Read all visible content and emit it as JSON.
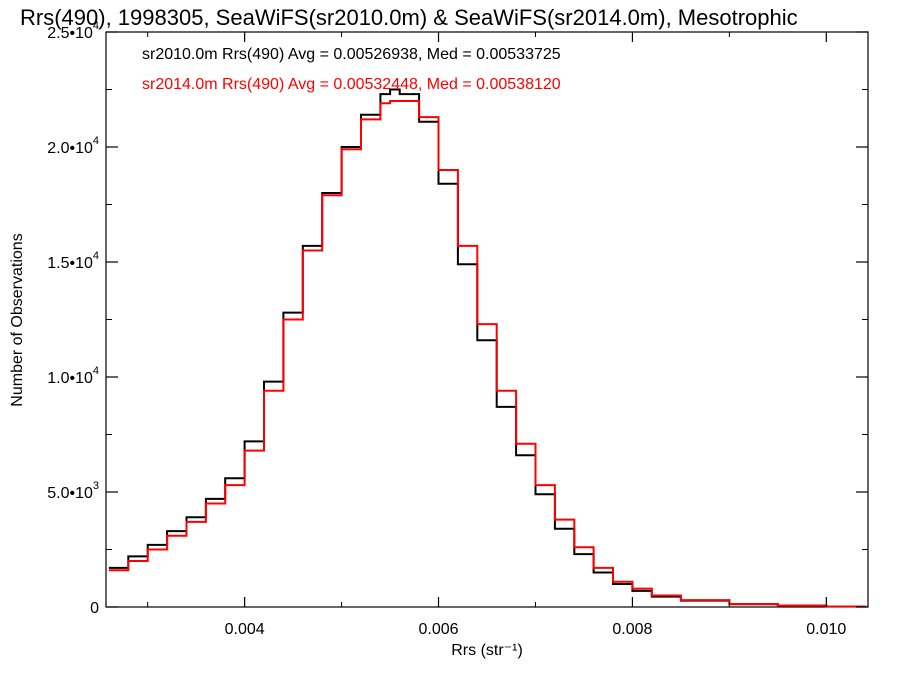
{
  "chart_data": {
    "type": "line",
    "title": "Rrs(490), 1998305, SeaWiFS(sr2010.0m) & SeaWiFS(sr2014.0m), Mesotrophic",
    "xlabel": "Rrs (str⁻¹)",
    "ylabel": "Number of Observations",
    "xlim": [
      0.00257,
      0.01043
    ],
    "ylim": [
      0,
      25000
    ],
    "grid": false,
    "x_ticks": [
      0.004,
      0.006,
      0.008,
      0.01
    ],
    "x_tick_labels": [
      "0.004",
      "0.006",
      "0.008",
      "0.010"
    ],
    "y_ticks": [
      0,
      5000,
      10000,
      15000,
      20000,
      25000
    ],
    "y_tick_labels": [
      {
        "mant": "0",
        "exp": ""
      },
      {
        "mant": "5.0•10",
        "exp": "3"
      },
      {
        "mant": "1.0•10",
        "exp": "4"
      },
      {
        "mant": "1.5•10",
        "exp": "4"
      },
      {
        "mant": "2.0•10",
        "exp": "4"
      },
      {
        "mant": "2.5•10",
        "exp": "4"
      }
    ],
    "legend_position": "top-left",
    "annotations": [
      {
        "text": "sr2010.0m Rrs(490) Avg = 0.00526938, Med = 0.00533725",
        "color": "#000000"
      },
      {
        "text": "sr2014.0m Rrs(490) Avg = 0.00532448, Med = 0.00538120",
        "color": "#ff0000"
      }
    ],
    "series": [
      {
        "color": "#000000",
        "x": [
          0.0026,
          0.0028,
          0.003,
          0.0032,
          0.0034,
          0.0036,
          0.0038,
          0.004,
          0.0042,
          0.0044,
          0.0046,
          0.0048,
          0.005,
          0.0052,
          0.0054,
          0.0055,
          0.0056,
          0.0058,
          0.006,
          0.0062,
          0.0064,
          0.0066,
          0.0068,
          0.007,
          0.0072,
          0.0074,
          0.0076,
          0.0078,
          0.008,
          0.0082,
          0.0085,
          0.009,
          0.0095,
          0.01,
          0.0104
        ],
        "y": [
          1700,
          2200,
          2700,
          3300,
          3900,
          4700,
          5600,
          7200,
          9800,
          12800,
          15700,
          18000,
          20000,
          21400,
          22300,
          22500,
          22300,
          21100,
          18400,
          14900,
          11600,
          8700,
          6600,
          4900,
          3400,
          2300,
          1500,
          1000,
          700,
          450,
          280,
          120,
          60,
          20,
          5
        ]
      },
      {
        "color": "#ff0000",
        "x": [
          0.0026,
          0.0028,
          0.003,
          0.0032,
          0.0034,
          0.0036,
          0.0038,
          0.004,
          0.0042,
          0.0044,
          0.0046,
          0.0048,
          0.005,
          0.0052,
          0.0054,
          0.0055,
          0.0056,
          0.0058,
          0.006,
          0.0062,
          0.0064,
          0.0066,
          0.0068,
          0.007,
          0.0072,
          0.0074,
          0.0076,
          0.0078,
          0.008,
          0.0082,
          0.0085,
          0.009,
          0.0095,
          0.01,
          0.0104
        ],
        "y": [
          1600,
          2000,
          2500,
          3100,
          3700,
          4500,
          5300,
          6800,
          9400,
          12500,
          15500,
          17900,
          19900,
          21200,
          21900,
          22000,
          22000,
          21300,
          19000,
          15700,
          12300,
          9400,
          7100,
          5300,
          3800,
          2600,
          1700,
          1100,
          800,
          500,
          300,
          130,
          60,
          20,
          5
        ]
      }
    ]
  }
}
--
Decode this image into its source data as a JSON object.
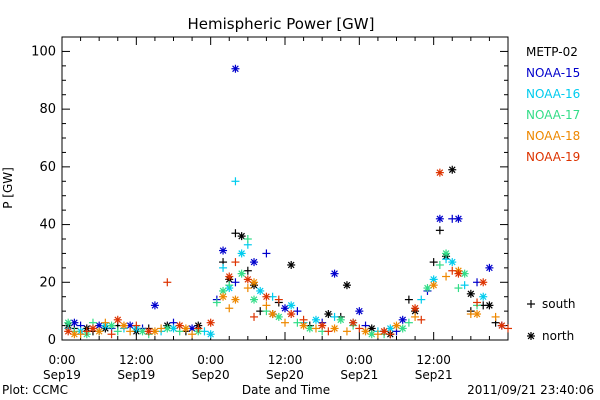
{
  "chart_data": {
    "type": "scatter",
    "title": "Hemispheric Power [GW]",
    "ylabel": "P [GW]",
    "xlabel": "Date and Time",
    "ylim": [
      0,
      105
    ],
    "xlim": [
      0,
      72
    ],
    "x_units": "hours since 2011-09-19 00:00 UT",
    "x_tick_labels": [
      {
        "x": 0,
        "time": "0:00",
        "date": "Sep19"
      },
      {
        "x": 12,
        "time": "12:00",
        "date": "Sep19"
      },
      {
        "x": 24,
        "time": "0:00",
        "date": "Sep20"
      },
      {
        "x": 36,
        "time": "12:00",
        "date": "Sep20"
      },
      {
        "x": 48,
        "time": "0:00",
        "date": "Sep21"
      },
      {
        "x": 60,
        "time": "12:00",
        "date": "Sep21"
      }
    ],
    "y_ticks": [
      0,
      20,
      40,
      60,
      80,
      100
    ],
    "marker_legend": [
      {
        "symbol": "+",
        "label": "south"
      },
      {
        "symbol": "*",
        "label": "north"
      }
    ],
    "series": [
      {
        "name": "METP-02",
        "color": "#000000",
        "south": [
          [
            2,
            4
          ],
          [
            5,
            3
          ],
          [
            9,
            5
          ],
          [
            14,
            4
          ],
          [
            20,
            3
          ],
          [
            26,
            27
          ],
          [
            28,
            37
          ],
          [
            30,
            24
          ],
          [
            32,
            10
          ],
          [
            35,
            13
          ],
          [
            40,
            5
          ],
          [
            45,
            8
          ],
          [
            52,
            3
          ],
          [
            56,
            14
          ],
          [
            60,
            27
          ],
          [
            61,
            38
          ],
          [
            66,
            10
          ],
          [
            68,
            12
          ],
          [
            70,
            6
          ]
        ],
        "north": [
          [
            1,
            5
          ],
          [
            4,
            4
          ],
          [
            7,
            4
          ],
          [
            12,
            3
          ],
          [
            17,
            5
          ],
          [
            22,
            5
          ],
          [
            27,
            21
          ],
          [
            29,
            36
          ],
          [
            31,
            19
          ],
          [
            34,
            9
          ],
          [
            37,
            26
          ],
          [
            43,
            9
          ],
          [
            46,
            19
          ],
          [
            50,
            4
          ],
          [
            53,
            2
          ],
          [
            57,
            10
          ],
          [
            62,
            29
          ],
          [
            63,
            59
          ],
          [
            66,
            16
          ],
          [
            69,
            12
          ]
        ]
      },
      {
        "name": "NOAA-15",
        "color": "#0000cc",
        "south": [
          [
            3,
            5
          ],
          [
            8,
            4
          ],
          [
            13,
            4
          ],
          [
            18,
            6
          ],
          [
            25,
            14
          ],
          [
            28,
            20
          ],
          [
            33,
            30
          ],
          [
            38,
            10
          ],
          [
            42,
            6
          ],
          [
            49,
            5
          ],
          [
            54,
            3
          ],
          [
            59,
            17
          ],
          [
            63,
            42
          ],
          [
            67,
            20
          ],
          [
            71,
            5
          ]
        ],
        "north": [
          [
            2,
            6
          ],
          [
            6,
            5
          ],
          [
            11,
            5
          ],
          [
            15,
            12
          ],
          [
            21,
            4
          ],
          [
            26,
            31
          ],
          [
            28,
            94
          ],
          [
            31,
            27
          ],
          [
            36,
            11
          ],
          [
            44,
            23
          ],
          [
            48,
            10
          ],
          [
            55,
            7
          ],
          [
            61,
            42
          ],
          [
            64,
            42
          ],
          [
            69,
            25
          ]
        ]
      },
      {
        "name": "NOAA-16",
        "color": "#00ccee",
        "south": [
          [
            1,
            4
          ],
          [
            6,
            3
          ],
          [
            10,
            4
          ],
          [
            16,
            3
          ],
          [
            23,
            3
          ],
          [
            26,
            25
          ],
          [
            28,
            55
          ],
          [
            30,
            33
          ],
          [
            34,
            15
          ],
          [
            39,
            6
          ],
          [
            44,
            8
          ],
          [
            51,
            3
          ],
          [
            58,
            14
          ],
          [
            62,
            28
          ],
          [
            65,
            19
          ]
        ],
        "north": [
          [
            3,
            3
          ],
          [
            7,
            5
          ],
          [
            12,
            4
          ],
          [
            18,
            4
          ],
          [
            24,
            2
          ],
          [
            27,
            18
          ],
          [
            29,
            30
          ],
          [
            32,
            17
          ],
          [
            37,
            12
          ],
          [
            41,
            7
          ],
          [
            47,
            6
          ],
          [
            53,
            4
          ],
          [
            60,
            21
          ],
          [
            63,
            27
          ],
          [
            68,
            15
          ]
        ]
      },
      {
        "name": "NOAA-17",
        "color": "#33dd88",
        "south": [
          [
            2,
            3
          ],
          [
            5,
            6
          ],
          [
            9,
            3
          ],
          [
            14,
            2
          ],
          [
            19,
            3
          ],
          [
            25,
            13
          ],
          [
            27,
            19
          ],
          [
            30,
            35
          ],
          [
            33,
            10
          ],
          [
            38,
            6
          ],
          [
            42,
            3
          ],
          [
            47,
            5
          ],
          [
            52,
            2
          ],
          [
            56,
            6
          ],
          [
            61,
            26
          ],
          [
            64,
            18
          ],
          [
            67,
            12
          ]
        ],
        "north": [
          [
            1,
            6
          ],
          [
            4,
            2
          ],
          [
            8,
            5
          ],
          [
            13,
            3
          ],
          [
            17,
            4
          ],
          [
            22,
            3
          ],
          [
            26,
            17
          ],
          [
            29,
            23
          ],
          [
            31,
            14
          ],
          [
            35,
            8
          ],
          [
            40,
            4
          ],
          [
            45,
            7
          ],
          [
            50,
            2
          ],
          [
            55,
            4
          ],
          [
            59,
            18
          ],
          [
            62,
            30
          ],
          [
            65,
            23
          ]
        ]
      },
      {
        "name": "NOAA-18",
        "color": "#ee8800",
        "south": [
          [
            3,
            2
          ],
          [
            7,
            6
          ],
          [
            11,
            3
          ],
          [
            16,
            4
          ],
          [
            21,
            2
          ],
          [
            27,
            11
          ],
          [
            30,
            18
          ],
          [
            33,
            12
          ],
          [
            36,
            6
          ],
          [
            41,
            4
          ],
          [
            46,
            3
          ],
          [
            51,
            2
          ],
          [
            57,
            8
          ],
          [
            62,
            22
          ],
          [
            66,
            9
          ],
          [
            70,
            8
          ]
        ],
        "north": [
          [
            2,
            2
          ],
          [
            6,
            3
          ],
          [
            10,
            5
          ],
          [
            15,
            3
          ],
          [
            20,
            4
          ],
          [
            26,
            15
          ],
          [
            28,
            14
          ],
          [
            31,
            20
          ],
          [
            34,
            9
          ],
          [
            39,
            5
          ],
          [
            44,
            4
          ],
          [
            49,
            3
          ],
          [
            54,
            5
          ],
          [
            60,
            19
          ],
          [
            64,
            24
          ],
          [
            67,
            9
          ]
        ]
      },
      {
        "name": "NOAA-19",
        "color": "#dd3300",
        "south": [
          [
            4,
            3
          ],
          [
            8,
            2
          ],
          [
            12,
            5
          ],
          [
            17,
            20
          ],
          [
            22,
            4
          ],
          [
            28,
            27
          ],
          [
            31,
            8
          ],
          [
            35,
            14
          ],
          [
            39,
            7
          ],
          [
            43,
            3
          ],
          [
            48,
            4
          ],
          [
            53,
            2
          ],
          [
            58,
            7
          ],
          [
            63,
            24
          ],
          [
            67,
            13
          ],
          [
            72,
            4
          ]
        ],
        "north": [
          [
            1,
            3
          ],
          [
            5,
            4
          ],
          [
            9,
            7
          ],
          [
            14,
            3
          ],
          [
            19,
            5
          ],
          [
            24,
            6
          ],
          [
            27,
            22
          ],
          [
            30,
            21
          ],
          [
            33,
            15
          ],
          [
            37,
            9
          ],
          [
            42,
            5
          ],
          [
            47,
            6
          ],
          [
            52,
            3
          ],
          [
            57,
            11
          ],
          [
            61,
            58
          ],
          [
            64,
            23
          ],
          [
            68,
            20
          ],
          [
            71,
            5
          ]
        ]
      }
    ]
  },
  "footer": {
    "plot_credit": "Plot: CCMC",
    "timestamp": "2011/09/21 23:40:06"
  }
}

Your instructions: Identify and copy the lines holding the word "mant".

Full output:
        "mant": "0",
        "mant": "5.0•10",
        "mant": "1.0•10",
        "mant": "1.5•10",
        "mant": "2.0•10",
        "mant": "2.5•10",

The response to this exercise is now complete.